- [What is required]: Say how many lines of the listing below contain "JSON", giving the number and nothing else.

** Start The records **

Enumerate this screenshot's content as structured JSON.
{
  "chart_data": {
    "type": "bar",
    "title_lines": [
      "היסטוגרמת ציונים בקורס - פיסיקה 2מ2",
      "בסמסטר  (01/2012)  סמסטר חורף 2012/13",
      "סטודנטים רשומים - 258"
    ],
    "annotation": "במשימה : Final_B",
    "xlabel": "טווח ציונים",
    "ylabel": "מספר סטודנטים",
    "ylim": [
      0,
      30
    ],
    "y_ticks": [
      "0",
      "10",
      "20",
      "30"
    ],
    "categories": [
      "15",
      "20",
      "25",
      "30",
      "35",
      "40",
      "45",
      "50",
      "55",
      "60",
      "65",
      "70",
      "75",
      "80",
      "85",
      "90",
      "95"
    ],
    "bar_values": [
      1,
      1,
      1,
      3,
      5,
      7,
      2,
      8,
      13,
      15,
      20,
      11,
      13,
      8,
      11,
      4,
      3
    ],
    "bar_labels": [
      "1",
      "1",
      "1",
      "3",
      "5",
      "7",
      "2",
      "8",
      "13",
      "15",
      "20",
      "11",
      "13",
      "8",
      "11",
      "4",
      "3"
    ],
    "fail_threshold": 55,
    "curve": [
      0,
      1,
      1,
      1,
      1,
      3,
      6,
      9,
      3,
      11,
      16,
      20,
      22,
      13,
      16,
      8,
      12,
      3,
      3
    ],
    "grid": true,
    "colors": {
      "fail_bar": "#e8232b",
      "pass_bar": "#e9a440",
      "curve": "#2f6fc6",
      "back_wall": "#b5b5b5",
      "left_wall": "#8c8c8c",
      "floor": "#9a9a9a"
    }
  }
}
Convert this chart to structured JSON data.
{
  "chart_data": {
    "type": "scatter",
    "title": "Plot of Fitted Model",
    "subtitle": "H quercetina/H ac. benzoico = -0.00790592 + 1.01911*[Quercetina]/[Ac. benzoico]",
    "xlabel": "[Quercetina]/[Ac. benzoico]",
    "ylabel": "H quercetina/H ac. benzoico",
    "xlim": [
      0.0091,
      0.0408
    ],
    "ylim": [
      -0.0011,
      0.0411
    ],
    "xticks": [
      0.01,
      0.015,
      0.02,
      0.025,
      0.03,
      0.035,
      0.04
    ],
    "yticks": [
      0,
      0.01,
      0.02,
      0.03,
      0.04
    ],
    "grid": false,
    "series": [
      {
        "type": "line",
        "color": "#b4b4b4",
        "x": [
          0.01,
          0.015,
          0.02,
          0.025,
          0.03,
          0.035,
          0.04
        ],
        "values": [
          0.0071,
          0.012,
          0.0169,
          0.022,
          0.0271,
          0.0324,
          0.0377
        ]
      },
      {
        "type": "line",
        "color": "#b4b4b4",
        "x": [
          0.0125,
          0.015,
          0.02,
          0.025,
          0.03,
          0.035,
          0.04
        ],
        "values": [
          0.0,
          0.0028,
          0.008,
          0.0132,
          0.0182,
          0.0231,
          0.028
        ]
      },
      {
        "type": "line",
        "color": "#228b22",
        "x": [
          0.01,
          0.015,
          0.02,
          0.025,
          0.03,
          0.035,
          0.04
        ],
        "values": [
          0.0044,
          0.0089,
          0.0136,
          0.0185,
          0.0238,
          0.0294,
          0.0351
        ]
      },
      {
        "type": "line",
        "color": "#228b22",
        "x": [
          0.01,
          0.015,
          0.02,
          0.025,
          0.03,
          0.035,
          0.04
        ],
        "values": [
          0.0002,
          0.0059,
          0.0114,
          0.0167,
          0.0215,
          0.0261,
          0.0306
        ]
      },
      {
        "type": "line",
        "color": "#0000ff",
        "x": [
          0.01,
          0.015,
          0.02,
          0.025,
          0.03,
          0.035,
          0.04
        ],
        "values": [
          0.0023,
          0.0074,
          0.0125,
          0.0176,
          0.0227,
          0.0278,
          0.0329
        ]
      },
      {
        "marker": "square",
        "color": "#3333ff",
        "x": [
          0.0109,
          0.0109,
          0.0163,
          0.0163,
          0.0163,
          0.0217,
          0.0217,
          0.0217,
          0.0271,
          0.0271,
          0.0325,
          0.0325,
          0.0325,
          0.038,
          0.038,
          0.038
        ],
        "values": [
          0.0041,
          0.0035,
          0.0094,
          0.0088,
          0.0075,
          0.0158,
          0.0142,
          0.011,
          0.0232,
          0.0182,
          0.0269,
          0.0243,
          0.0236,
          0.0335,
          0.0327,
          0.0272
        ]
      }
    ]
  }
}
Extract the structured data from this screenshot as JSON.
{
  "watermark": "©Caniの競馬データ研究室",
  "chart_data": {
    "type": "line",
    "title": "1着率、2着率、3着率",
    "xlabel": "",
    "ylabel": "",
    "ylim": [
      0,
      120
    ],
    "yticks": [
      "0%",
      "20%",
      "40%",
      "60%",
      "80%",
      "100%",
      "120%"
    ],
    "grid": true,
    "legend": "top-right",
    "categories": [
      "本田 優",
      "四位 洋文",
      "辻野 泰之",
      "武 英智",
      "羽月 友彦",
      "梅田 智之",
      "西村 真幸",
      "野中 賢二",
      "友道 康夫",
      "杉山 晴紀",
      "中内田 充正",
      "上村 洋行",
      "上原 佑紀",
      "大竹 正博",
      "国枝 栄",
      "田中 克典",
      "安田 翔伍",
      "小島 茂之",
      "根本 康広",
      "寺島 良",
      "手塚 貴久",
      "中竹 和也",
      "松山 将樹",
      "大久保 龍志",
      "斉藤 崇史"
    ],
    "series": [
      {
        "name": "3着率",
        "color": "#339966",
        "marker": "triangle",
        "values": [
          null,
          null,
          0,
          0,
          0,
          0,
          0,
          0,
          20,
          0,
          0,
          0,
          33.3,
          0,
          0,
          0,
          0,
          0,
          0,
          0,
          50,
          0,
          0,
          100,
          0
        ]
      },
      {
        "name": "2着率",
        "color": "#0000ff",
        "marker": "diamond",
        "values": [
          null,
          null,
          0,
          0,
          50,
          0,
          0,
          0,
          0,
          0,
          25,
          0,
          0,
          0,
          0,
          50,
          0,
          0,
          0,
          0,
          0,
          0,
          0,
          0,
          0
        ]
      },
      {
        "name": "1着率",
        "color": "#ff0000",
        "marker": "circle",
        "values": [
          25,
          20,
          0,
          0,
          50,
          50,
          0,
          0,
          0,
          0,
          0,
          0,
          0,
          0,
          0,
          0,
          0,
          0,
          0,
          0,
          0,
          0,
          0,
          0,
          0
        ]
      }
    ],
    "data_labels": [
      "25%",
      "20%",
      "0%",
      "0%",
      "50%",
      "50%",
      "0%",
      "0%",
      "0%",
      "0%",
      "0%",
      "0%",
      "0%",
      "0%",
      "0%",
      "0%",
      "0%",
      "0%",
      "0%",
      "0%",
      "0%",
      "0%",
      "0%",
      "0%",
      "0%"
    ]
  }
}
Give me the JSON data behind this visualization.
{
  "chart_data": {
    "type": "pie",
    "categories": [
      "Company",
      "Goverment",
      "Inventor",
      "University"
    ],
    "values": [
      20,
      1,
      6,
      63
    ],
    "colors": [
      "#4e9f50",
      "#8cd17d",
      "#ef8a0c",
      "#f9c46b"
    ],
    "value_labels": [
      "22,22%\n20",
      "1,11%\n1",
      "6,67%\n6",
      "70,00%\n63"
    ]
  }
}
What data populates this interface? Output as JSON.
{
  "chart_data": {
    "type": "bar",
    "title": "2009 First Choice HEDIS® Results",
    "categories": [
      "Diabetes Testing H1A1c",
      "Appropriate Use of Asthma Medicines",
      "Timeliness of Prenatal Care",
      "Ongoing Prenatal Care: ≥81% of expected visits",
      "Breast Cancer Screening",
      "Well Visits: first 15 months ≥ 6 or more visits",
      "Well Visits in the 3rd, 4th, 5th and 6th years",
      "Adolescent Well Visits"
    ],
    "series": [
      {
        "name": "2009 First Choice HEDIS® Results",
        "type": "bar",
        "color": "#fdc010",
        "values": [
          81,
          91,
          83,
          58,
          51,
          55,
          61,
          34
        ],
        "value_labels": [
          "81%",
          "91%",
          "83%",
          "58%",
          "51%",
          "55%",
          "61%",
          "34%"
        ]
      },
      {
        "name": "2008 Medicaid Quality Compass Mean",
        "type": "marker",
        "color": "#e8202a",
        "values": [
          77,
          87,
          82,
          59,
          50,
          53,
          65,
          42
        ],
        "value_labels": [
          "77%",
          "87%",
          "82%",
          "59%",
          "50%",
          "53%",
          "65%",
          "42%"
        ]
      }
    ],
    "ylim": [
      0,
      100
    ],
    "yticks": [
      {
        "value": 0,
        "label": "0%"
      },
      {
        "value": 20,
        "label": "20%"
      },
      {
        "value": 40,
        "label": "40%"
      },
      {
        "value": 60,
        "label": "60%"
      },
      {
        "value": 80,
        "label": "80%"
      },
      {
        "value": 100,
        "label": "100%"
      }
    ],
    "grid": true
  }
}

** End The records **

- [Final result]: 5